GIVEN REQUEST: Determine how many lines contain the string "viên", then reply with that figure only.

+ + +

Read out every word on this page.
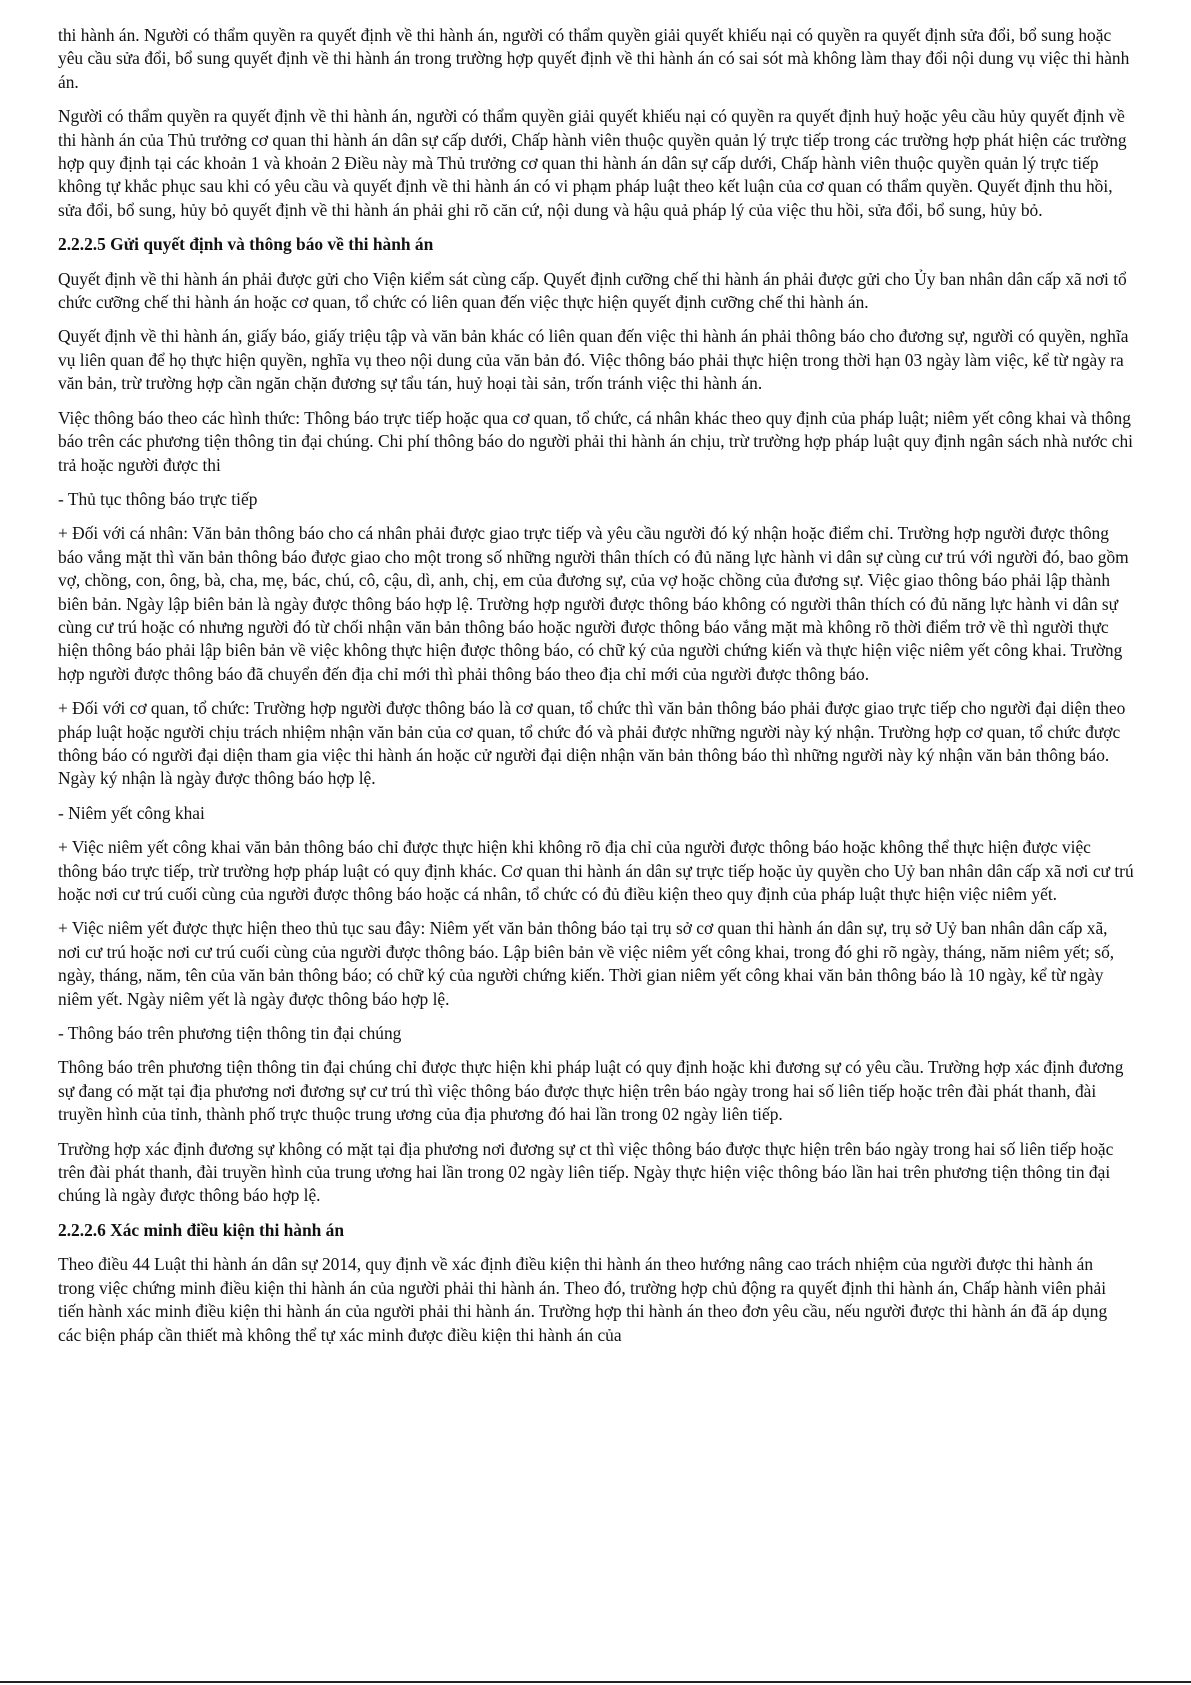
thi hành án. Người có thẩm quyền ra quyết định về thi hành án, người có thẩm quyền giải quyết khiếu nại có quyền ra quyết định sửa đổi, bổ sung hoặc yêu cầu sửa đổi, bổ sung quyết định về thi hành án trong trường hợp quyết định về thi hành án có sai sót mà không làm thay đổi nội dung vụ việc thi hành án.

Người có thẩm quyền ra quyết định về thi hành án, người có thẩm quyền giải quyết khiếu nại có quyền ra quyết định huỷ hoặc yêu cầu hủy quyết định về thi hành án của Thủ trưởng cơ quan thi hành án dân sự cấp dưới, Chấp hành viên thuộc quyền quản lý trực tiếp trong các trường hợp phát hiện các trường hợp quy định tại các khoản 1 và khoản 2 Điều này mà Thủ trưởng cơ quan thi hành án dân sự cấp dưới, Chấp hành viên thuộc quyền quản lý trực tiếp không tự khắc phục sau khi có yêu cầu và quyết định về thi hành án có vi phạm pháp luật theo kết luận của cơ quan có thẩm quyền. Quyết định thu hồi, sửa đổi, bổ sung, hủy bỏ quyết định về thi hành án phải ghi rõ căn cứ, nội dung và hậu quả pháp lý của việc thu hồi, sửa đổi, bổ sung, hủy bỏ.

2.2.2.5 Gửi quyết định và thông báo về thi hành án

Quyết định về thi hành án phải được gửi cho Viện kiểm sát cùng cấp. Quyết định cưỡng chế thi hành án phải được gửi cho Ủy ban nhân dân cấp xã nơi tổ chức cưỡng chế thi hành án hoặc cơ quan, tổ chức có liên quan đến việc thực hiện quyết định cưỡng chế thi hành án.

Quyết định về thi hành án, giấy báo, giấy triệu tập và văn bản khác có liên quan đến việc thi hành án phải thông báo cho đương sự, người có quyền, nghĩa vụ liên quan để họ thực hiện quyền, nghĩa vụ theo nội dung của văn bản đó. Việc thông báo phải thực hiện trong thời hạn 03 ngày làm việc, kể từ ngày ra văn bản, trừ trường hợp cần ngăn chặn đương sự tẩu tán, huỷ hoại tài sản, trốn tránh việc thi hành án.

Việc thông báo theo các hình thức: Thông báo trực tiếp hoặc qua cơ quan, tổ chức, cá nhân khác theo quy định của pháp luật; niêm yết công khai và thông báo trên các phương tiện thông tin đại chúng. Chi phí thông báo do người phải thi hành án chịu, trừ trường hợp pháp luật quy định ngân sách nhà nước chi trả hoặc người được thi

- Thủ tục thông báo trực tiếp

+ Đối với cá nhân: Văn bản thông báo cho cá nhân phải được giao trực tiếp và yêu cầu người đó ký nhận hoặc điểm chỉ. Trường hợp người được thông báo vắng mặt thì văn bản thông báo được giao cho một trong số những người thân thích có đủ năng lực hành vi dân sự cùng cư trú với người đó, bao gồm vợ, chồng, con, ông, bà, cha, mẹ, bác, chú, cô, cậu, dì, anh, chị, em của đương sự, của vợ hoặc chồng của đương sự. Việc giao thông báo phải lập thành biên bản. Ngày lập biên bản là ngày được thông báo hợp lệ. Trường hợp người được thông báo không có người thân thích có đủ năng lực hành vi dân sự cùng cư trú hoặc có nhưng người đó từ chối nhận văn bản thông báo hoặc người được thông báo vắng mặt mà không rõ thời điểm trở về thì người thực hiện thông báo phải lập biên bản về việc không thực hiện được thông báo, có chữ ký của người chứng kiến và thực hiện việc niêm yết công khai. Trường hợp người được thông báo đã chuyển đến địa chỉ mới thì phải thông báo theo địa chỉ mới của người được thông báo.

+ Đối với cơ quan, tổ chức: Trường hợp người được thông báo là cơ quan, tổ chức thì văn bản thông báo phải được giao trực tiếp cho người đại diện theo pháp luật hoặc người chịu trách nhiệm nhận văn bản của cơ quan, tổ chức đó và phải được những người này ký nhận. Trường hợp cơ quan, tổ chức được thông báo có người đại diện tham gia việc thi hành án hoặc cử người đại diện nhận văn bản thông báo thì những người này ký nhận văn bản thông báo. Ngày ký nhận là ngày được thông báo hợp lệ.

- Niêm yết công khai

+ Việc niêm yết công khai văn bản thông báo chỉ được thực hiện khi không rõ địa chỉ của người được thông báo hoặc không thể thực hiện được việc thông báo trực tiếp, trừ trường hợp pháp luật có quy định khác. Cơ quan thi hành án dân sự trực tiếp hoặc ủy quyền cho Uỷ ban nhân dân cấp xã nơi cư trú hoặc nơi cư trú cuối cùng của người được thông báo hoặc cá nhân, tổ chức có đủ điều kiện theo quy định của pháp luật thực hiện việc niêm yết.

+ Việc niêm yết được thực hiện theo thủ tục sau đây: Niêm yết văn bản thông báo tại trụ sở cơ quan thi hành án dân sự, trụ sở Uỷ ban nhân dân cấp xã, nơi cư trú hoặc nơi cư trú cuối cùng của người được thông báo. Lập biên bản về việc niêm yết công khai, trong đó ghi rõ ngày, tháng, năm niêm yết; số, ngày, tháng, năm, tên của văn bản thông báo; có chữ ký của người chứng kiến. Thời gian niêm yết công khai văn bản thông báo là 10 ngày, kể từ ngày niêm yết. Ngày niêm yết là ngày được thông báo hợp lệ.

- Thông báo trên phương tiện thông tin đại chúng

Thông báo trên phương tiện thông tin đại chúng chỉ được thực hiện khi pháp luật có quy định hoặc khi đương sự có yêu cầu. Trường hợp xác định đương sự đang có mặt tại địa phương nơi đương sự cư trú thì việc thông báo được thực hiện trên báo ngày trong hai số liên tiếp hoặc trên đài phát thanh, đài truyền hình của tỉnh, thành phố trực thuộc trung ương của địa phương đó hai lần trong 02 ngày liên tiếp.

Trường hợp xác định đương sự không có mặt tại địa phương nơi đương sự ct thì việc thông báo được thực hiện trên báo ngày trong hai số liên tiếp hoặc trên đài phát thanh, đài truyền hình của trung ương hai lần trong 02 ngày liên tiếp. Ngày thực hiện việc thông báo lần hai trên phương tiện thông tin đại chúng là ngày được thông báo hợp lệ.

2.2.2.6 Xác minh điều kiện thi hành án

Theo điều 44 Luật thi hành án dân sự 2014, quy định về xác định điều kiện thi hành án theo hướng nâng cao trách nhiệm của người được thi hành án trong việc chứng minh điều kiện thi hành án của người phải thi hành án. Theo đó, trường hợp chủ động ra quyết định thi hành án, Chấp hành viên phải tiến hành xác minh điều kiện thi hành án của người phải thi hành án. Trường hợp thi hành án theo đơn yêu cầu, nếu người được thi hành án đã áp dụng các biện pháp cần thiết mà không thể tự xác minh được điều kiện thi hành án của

+ + +

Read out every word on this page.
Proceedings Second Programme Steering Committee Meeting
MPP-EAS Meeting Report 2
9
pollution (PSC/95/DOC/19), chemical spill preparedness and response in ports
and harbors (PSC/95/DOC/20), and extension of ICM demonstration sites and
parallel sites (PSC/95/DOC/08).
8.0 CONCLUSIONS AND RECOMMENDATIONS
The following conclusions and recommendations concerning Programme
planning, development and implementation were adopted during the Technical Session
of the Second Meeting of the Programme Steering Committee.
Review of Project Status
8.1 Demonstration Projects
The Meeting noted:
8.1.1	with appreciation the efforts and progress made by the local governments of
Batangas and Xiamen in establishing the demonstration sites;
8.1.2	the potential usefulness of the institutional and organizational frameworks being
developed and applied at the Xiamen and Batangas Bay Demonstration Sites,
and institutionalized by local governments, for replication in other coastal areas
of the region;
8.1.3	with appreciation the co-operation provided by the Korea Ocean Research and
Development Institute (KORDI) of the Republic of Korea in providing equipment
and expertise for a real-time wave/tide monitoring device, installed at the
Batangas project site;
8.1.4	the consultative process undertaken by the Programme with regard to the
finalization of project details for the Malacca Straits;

+ + +

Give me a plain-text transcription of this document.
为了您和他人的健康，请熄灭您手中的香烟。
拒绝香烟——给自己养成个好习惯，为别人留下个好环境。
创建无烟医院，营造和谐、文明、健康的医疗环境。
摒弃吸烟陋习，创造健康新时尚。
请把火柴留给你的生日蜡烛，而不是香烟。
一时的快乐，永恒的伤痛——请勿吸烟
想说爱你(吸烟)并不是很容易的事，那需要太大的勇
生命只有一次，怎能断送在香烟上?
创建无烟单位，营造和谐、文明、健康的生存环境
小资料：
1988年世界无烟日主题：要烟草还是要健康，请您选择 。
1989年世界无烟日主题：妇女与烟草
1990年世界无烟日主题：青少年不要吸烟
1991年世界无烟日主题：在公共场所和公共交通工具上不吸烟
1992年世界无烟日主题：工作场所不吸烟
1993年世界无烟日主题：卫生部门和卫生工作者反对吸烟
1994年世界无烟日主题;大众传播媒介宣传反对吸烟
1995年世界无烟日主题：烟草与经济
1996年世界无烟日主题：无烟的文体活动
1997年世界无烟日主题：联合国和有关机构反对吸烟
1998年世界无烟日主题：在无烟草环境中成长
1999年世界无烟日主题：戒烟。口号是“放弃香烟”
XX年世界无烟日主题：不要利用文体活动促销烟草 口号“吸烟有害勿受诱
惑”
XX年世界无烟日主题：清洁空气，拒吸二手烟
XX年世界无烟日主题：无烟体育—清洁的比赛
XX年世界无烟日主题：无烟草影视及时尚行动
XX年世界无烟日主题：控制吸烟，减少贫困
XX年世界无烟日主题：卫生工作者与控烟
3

+ + +

FINAL RESULT: 2